» Exercise objective
How many lines of the material below contain the string "data"? Answer with the number and nothing else.

» Supplied material
++++++++++
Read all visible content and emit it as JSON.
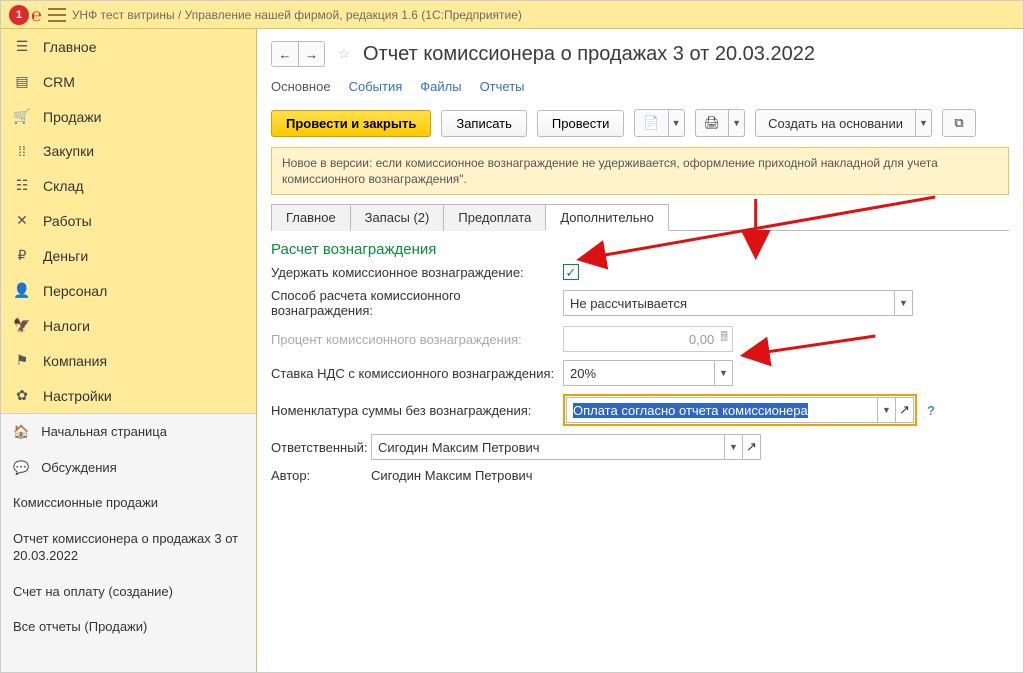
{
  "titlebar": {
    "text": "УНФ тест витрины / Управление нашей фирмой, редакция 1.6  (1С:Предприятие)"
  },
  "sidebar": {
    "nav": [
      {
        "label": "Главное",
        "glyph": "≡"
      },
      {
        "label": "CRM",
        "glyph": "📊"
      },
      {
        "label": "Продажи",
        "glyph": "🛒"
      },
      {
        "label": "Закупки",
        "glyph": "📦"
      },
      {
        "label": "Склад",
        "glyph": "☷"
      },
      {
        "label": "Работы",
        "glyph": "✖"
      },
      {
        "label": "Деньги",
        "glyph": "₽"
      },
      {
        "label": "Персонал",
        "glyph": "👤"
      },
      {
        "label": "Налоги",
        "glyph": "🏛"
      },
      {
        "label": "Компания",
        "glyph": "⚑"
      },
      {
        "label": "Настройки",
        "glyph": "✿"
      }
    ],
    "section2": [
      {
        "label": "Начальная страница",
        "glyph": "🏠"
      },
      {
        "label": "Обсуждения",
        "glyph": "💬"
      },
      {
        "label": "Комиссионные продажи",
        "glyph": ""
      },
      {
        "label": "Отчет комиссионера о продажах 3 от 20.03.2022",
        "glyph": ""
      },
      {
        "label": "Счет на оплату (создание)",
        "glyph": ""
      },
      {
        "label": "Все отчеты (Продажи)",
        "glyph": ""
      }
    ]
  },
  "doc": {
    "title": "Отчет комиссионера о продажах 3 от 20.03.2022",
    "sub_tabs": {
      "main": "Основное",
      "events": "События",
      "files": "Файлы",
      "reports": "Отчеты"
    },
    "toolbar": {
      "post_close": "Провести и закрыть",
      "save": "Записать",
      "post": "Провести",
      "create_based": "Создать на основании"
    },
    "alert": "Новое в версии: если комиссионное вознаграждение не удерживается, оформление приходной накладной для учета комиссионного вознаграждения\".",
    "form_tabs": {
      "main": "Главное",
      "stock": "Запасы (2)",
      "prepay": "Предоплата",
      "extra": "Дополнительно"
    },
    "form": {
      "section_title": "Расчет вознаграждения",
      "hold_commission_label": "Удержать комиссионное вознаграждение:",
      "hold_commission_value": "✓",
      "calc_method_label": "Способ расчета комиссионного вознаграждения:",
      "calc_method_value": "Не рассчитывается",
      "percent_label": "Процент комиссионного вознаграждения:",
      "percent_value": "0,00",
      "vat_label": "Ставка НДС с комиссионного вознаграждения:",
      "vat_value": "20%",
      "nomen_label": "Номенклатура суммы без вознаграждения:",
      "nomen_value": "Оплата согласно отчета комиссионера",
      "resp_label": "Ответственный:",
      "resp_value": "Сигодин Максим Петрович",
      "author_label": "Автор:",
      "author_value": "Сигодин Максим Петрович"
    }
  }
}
++++++++++
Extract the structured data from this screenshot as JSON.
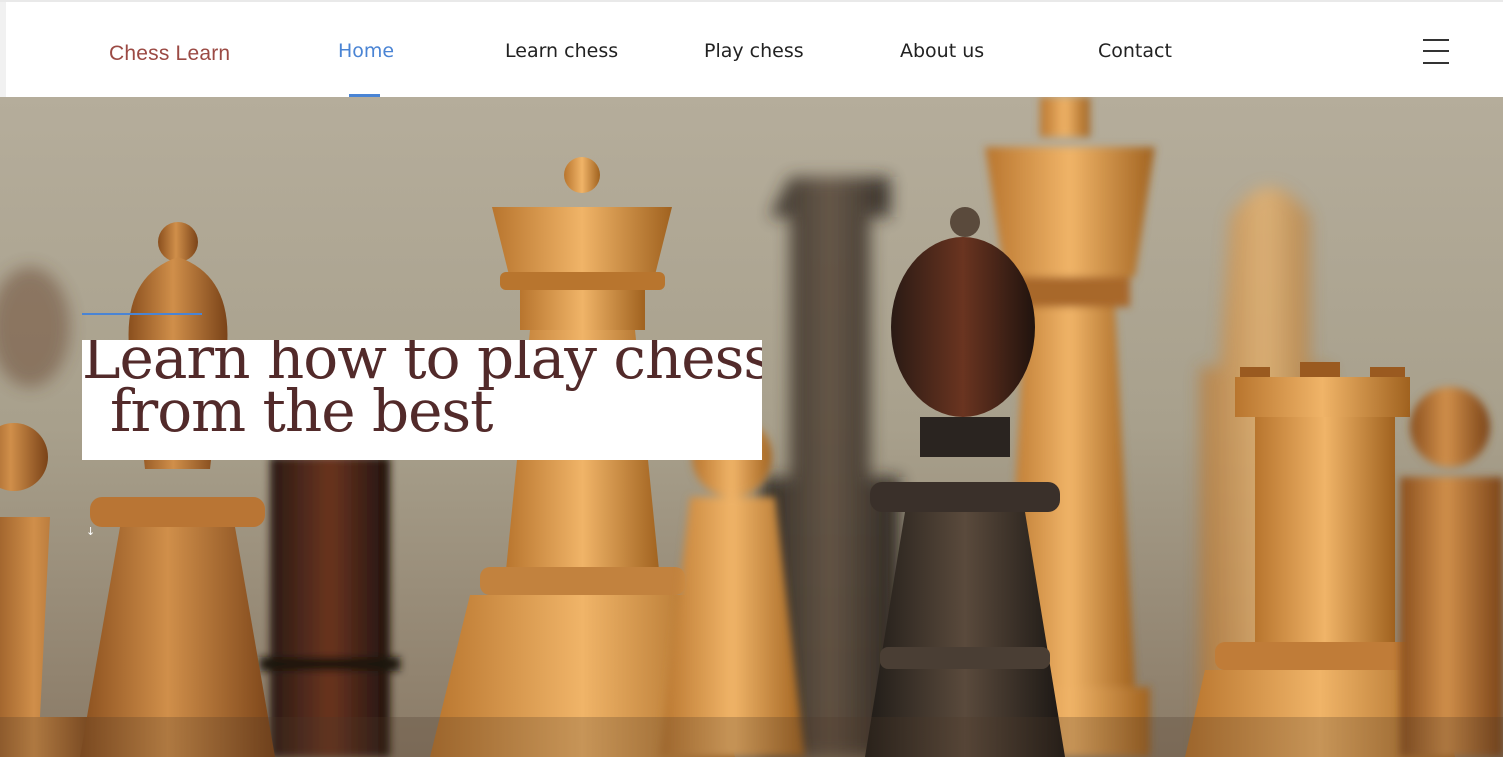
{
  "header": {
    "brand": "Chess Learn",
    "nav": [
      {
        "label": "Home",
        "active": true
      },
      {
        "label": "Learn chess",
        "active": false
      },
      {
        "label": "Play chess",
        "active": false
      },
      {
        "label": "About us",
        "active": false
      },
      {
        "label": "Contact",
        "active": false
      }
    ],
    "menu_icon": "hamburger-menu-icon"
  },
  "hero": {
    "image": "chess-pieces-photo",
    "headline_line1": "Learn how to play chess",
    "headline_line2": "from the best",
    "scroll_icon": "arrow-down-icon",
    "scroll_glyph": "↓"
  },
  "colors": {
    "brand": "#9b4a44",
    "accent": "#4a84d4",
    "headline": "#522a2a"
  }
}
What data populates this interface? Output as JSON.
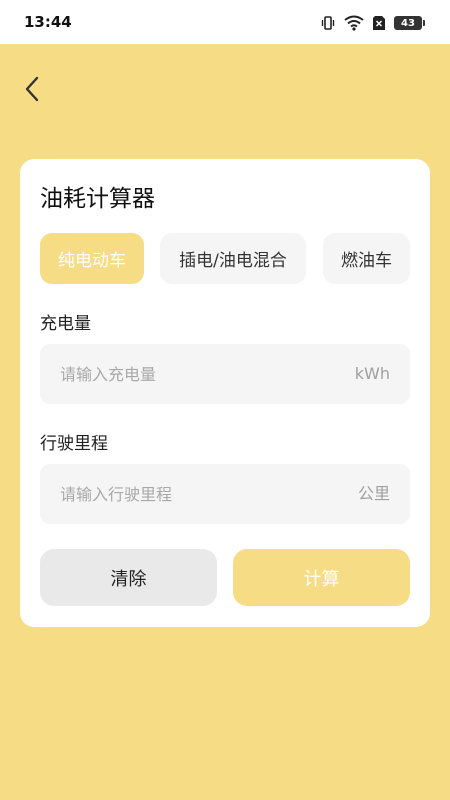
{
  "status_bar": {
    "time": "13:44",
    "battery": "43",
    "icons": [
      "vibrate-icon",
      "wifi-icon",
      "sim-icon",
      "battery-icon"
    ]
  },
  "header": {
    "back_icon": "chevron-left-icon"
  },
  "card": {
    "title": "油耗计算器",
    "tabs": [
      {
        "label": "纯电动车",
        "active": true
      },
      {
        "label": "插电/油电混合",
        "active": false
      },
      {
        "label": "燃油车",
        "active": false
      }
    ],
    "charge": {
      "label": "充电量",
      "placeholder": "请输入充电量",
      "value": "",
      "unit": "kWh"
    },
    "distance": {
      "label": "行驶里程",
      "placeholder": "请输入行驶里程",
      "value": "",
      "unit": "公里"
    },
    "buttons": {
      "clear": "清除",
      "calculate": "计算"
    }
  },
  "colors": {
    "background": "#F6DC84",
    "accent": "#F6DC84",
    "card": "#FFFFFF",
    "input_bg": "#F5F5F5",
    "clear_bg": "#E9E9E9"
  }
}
++++++++++
» Written response
2